> **Что требуется**
Отредактируйте отрывок о событиях 4 июля: перепишите всё начиная со слов «С утра 4 июля» и до слов «к Таврическому дворцу.» включительно, заменив «грузовики» на «грузовые машины».

> **Исходный отрывок**
____________________

С утра 4 июля большевики с удвоенной силой стали:
призывать к возобновлению вооруженных выступлений. Вновь по городу стали носиться автомобили и грузовики, наполненные солдатами и рабочими, откуда то и дело раздавались беспорядочные выстрелы. К Таврическому дворцу вновь стали подходить вооруженные и невооруженные массы с плакатами «Долой министров-капиталистов», «Вся власть Советам». В 11 часов утра у Николаевского моста выгрузилось 20 000 вооруженных кронштадтских матросов, [10] которые после остановки у дома Кшесинской направились к Таврическому дворцу.
10
точное число прибывших в Петроград матросов не установлено. Делегаты выгрузившихся матросов заявляли, что их прибыло 30000. Ленин в своем «Ответе» по поводу привлечения его к суду, опубликованном вскоре после подавления июльского восстания, в котором он отрицал намерение большевиков захватить власть, утверждал, что прибыло всего 10000 матросов. Истина, вероятно, лежит посередине, и большинство мемуаристов называют цифру в 20000
Все эти факты увеличили возбуждение в городе, и случаи кровавых столкновений участились. Вопрос о вызове войск с фронта в этих условиях стал перед советским большинством с настоятельной силой.

____________________

> **Данные сегментации страницы**
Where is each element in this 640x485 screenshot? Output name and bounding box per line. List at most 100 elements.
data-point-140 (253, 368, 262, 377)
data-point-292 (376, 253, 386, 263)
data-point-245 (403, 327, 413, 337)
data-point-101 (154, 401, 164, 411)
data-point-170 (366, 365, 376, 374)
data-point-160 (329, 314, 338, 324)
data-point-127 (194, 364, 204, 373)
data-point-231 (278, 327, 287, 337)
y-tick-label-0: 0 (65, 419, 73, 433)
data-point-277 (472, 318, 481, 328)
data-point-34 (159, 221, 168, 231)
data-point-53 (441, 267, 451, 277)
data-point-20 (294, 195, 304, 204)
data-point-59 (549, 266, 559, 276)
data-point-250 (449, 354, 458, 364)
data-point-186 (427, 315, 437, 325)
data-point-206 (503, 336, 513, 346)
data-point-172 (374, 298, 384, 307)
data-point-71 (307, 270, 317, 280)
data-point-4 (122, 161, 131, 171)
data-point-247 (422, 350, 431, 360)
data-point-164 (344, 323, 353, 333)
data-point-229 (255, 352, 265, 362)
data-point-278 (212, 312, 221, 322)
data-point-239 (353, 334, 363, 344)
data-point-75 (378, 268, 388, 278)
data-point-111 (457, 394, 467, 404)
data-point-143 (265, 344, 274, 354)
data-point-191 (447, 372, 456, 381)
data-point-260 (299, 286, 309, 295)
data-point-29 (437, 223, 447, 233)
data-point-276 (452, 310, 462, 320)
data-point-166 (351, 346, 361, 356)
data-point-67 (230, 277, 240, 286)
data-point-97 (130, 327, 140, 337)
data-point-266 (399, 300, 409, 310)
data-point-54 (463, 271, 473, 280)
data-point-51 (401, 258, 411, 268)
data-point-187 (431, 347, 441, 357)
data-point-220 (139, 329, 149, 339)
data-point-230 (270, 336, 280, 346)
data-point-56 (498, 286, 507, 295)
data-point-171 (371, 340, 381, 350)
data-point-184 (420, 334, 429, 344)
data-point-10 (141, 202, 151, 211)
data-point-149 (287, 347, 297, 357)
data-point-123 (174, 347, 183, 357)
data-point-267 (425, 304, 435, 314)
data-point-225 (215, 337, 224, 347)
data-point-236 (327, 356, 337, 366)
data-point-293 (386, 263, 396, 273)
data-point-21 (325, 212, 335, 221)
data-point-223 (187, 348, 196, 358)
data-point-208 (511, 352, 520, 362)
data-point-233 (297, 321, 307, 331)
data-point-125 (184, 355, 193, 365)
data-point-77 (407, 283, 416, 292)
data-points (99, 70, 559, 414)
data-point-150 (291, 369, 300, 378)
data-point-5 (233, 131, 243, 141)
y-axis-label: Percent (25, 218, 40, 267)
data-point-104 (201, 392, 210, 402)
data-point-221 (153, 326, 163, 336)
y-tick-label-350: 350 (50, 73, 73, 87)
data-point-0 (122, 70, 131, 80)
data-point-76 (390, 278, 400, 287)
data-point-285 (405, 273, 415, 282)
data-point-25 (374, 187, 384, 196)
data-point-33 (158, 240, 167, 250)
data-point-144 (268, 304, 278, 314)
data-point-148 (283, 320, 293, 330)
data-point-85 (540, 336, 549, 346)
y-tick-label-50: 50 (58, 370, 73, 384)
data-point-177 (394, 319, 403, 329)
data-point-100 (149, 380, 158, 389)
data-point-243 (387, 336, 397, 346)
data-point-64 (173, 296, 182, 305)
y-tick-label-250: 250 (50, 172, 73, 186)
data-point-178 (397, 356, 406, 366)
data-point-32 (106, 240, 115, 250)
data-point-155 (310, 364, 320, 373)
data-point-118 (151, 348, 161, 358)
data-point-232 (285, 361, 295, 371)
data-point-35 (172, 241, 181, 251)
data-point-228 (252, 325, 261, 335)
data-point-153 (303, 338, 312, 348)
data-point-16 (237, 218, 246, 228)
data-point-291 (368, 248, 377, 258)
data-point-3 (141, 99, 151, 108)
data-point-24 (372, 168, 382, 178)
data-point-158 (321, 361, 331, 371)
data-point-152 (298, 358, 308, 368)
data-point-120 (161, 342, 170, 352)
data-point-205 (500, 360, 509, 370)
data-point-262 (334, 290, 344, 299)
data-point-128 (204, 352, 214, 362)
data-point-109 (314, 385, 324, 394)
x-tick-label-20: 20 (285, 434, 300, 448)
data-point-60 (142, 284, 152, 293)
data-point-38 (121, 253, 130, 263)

____________________

> **Письменное решение**
С утра 4 июля большевики с удвоенной силой стали:
призывать к возобновлению вооруженных выступлений. Вновь по городу стали носиться автомобили и грузовые машины, наполненные солдатами и рабочими, откуда то и дело раздавались беспорядочные выстрелы. К Таврическому дворцу вновь стали подходить вооруженные и невооруженные массы с плакатами «Долой министров-капиталистов», «Вся власть Советам». В 11 часов утра у Николаевского моста выгрузилось 20 000 вооруженных кронштадтских матросов, [10] которые после остановки у дома Кшесинской направились к Таврическому дворцу.